## START
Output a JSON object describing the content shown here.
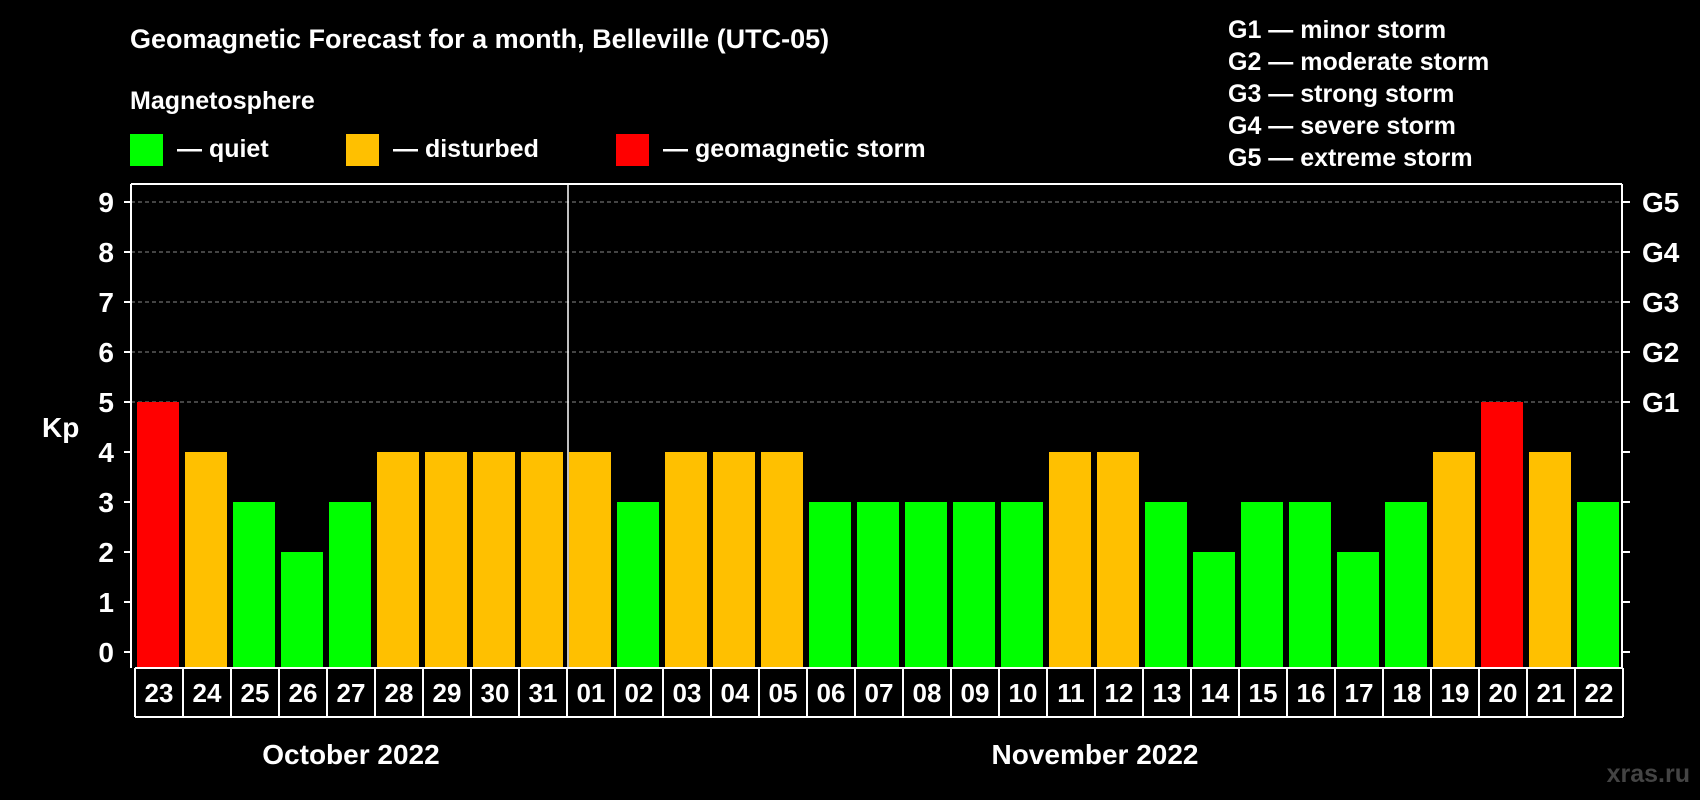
{
  "chart_data": {
    "type": "bar",
    "title": "Geomagnetic Forecast for a month, Belleville (UTC-05)",
    "subtitle": "Magnetosphere",
    "ylabel": "Kp",
    "ylim": [
      0,
      9
    ],
    "y_ticks": [
      "0",
      "1",
      "2",
      "3",
      "4",
      "5",
      "6",
      "7",
      "8",
      "9"
    ],
    "grid_levels": [
      5,
      6,
      7,
      8,
      9
    ],
    "right_axis_labels": [
      {
        "level": 5,
        "label": "G1"
      },
      {
        "level": 6,
        "label": "G2"
      },
      {
        "level": 7,
        "label": "G3"
      },
      {
        "level": 8,
        "label": "G4"
      },
      {
        "level": 9,
        "label": "G5"
      }
    ],
    "legend": [
      {
        "label": "— quiet",
        "color": "#00ff00"
      },
      {
        "label": "— disturbed",
        "color": "#ffc000"
      },
      {
        "label": "— geomagnetic storm",
        "color": "#ff0000"
      }
    ],
    "storm_scale": [
      "G1 — minor storm",
      "G2 — moderate storm",
      "G3 — strong storm",
      "G4 — severe storm",
      "G5 — extreme storm"
    ],
    "categories": [
      "23",
      "24",
      "25",
      "26",
      "27",
      "28",
      "29",
      "30",
      "31",
      "01",
      "02",
      "03",
      "04",
      "05",
      "06",
      "07",
      "08",
      "09",
      "10",
      "11",
      "12",
      "13",
      "14",
      "15",
      "16",
      "17",
      "18",
      "19",
      "20",
      "21",
      "22"
    ],
    "values": [
      5,
      4,
      3,
      2,
      3,
      4,
      4,
      4,
      4,
      4,
      3,
      4,
      4,
      4,
      3,
      3,
      3,
      3,
      3,
      4,
      4,
      3,
      2,
      3,
      3,
      2,
      3,
      4,
      5,
      4,
      3
    ],
    "months": [
      {
        "label": "October 2022",
        "start_index": 0,
        "end_index": 8
      },
      {
        "label": "November 2022",
        "start_index": 9,
        "end_index": 30
      }
    ],
    "color_rules": {
      "quiet_max": 3,
      "disturbed_max": 4,
      "quiet": "#00ff00",
      "disturbed": "#ffc000",
      "storm": "#ff0000"
    }
  },
  "watermark": "xras.ru"
}
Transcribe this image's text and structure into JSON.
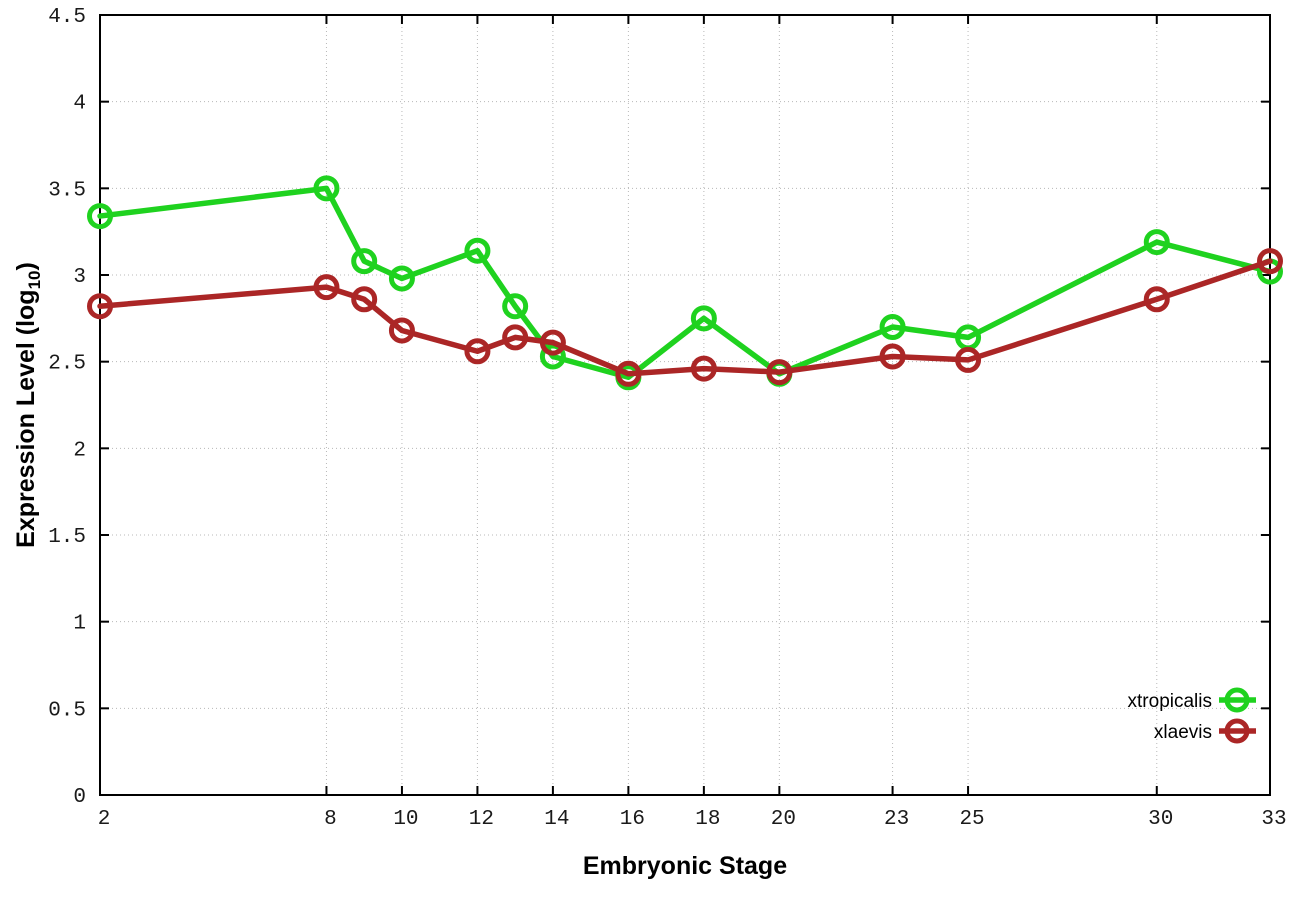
## END
• SET PROBLEM:
Reproduce every line precisely as given, omitting all pictures.

• RESPONSE BELOW:
Output a JSON object describing the content shown here.
{
  "chart_data": {
    "type": "bar",
    "title": "Geomagnetic Forecast for a month, Belleville (UTC-05)",
    "subtitle": "Magnetosphere",
    "ylabel": "Kp",
    "ylim": [
      0,
      9
    ],
    "y_ticks": [
      "0",
      "1",
      "2",
      "3",
      "4",
      "5",
      "6",
      "7",
      "8",
      "9"
    ],
    "grid_levels": [
      5,
      6,
      7,
      8,
      9
    ],
    "right_axis_labels": [
      {
        "level": 5,
        "label": "G1"
      },
      {
        "level": 6,
        "label": "G2"
      },
      {
        "level": 7,
        "label": "G3"
      },
      {
        "level": 8,
        "label": "G4"
      },
      {
        "level": 9,
        "label": "G5"
      }
    ],
    "legend": [
      {
        "label": "— quiet",
        "color": "#00ff00"
      },
      {
        "label": "— disturbed",
        "color": "#ffc000"
      },
      {
        "label": "— geomagnetic storm",
        "color": "#ff0000"
      }
    ],
    "storm_scale": [
      "G1 — minor storm",
      "G2 — moderate storm",
      "G3 — strong storm",
      "G4 — severe storm",
      "G5 — extreme storm"
    ],
    "categories": [
      "23",
      "24",
      "25",
      "26",
      "27",
      "28",
      "29",
      "30",
      "31",
      "01",
      "02",
      "03",
      "04",
      "05",
      "06",
      "07",
      "08",
      "09",
      "10",
      "11",
      "12",
      "13",
      "14",
      "15",
      "16",
      "17",
      "18",
      "19",
      "20",
      "21",
      "22"
    ],
    "values": [
      5,
      4,
      3,
      2,
      3,
      4,
      4,
      4,
      4,
      4,
      3,
      4,
      4,
      4,
      3,
      3,
      3,
      3,
      3,
      4,
      4,
      3,
      2,
      3,
      3,
      2,
      3,
      4,
      5,
      4,
      3
    ],
    "months": [
      {
        "label": "October 2022",
        "start_index": 0,
        "end_index": 8
      },
      {
        "label": "November 2022",
        "start_index": 9,
        "end_index": 30
      }
    ],
    "color_rules": {
      "quiet_max": 3,
      "disturbed_max": 4,
      "quiet": "#00ff00",
      "disturbed": "#ffc000",
      "storm": "#ff0000"
    }
  },
  "watermark": "xras.ru"
}
Transcribe this image's text and structure into JSON.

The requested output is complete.